PROBLEM TO WORK ON:
Copy out all lines of the records in which the word "Threads" appears.

DATASET EXCERPTS:
━━━━━━━━━━━━━━━━━━━━━━━━━━━━━━
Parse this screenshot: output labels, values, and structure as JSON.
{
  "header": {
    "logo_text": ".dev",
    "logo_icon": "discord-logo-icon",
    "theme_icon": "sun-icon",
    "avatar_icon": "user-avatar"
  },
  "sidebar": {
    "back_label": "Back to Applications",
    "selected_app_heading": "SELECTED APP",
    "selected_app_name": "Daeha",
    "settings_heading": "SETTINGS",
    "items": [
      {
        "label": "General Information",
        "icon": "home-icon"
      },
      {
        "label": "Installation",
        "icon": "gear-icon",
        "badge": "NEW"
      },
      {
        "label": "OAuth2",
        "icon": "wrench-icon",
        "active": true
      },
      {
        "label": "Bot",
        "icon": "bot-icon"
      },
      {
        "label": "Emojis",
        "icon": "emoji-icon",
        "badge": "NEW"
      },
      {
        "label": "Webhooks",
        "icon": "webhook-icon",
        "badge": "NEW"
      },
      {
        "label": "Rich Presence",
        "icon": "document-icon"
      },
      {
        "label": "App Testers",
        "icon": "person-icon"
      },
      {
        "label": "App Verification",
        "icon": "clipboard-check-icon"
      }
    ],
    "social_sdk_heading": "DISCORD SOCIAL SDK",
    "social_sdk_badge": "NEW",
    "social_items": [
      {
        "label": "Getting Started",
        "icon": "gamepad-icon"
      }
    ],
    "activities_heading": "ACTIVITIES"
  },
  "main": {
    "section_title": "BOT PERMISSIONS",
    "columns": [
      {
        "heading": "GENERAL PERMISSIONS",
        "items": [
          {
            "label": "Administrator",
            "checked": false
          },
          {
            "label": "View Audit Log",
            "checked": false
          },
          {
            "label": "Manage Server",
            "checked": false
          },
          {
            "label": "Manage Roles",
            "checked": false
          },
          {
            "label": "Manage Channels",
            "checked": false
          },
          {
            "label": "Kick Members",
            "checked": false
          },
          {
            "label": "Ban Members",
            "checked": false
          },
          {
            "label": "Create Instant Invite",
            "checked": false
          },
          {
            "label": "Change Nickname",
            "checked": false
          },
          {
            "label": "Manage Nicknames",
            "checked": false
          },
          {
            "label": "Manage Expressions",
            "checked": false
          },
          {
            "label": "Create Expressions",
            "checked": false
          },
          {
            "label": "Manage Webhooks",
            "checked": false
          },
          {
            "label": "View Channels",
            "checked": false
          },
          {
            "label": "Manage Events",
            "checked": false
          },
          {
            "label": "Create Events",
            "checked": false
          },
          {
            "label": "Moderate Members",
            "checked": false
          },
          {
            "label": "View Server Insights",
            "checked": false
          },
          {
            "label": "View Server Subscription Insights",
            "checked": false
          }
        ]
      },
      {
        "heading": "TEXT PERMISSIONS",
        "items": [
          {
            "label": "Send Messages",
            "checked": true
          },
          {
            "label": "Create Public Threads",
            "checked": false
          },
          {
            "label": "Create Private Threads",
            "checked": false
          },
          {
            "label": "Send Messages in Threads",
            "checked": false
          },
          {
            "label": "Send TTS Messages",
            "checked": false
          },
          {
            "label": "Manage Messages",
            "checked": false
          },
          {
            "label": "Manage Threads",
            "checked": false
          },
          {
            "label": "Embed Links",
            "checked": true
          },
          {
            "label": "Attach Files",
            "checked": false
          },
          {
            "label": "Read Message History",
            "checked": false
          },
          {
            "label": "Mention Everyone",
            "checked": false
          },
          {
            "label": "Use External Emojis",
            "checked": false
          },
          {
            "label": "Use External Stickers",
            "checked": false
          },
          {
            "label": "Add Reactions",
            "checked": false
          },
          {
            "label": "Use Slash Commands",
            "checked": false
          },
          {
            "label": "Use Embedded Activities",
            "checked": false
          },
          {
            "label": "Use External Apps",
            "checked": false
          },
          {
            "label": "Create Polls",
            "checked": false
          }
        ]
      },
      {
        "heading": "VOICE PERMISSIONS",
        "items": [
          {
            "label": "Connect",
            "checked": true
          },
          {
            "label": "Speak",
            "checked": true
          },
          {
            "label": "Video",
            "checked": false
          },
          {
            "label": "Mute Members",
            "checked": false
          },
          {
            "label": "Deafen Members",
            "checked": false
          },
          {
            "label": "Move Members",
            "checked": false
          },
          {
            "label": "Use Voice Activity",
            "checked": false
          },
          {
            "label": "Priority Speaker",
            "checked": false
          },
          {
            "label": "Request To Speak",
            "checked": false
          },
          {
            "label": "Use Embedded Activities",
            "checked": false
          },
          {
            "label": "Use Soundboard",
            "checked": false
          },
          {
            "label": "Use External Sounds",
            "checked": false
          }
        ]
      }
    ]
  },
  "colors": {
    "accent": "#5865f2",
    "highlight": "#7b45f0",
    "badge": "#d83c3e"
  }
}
━━━━━━━━━━━━━━━━━━━━━━━━━━━━━━
RESULT OF THIS TASK:
            "label": "Create Public Threads",
            "label": "Create Private Threads",
            "label": "Send Messages in Threads",
            "label": "Manage Threads",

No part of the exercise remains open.